### Stated problem:
Quote the entries word for word. Omit the pictures.
--- Data excerpts ---
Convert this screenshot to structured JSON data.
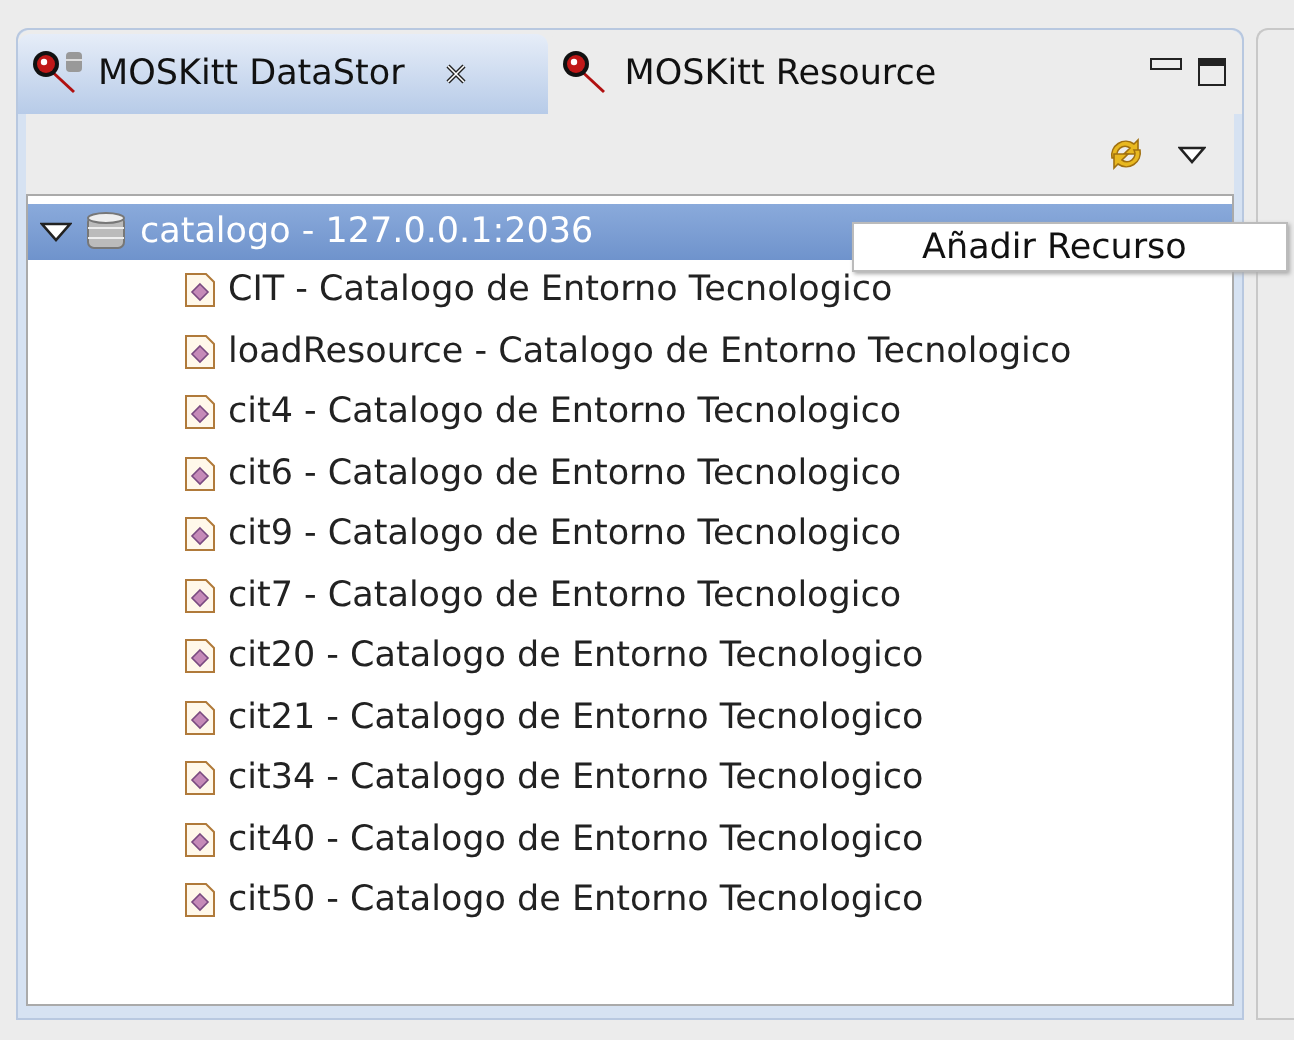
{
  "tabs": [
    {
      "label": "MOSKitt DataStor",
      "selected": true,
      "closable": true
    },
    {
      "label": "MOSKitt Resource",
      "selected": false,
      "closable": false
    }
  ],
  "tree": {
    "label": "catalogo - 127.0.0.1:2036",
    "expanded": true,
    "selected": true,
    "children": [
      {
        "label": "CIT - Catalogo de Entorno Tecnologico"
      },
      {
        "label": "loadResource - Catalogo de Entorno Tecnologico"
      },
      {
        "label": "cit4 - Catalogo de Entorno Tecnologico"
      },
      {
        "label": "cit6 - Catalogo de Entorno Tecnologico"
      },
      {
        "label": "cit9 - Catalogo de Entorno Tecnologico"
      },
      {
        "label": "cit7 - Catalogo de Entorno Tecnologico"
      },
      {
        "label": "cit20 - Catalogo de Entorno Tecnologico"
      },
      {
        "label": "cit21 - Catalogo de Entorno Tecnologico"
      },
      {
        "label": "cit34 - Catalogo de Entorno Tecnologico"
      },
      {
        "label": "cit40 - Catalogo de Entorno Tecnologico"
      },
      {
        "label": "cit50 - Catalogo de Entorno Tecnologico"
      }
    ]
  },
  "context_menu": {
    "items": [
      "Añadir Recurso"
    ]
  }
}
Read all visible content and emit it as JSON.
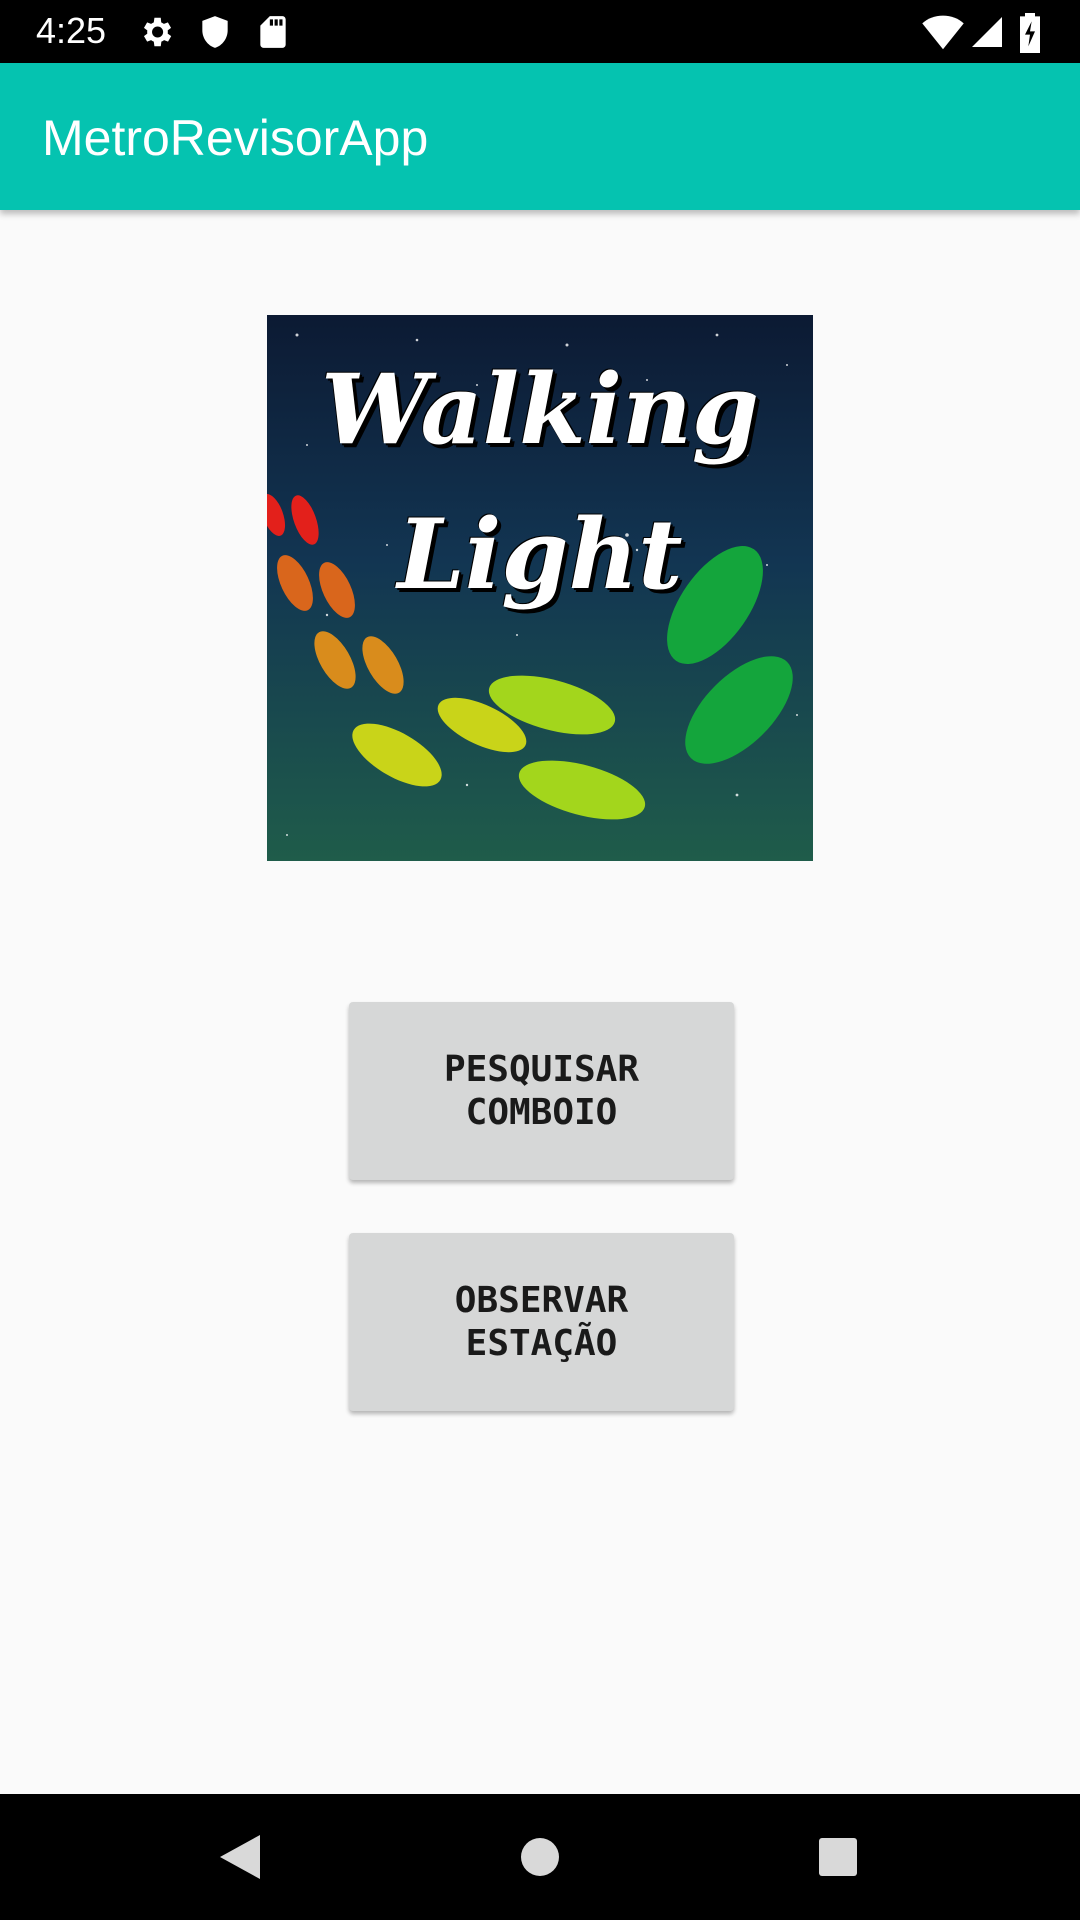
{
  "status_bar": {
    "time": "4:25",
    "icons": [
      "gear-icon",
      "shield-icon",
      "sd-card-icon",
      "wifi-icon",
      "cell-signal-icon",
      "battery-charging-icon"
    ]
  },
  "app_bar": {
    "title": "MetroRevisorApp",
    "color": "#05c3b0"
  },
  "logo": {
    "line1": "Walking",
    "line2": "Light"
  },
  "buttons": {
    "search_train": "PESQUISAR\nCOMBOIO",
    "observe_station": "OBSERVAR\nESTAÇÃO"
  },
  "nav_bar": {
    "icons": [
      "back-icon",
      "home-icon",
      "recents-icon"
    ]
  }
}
---
### Written reply:
Convert this screenshot to structured JSON data.
{
  "tabs": [
    {
      "label": "MOSKitt DataStor",
      "selected": true,
      "closable": true
    },
    {
      "label": "MOSKitt Resource",
      "selected": false,
      "closable": false
    }
  ],
  "tree": {
    "label": "catalogo - 127.0.0.1:2036",
    "expanded": true,
    "selected": true,
    "children": [
      {
        "label": "CIT - Catalogo de Entorno Tecnologico"
      },
      {
        "label": "loadResource - Catalogo de Entorno Tecnologico"
      },
      {
        "label": "cit4 - Catalogo de Entorno Tecnologico"
      },
      {
        "label": "cit6 - Catalogo de Entorno Tecnologico"
      },
      {
        "label": "cit9 - Catalogo de Entorno Tecnologico"
      },
      {
        "label": "cit7 - Catalogo de Entorno Tecnologico"
      },
      {
        "label": "cit20 - Catalogo de Entorno Tecnologico"
      },
      {
        "label": "cit21 - Catalogo de Entorno Tecnologico"
      },
      {
        "label": "cit34 - Catalogo de Entorno Tecnologico"
      },
      {
        "label": "cit40 - Catalogo de Entorno Tecnologico"
      },
      {
        "label": "cit50 - Catalogo de Entorno Tecnologico"
      }
    ]
  },
  "context_menu": {
    "items": [
      "Añadir Recurso"
    ]
  }
}
Read all visible content and emit it as JSON.
{
  "status_bar": {
    "time": "4:25",
    "icons": [
      "gear-icon",
      "shield-icon",
      "sd-card-icon",
      "wifi-icon",
      "cell-signal-icon",
      "battery-charging-icon"
    ]
  },
  "app_bar": {
    "title": "MetroRevisorApp",
    "color": "#05c3b0"
  },
  "logo": {
    "line1": "Walking",
    "line2": "Light"
  },
  "buttons": {
    "search_train": "PESQUISAR\nCOMBOIO",
    "observe_station": "OBSERVAR\nESTAÇÃO"
  },
  "nav_bar": {
    "icons": [
      "back-icon",
      "home-icon",
      "recents-icon"
    ]
  }
}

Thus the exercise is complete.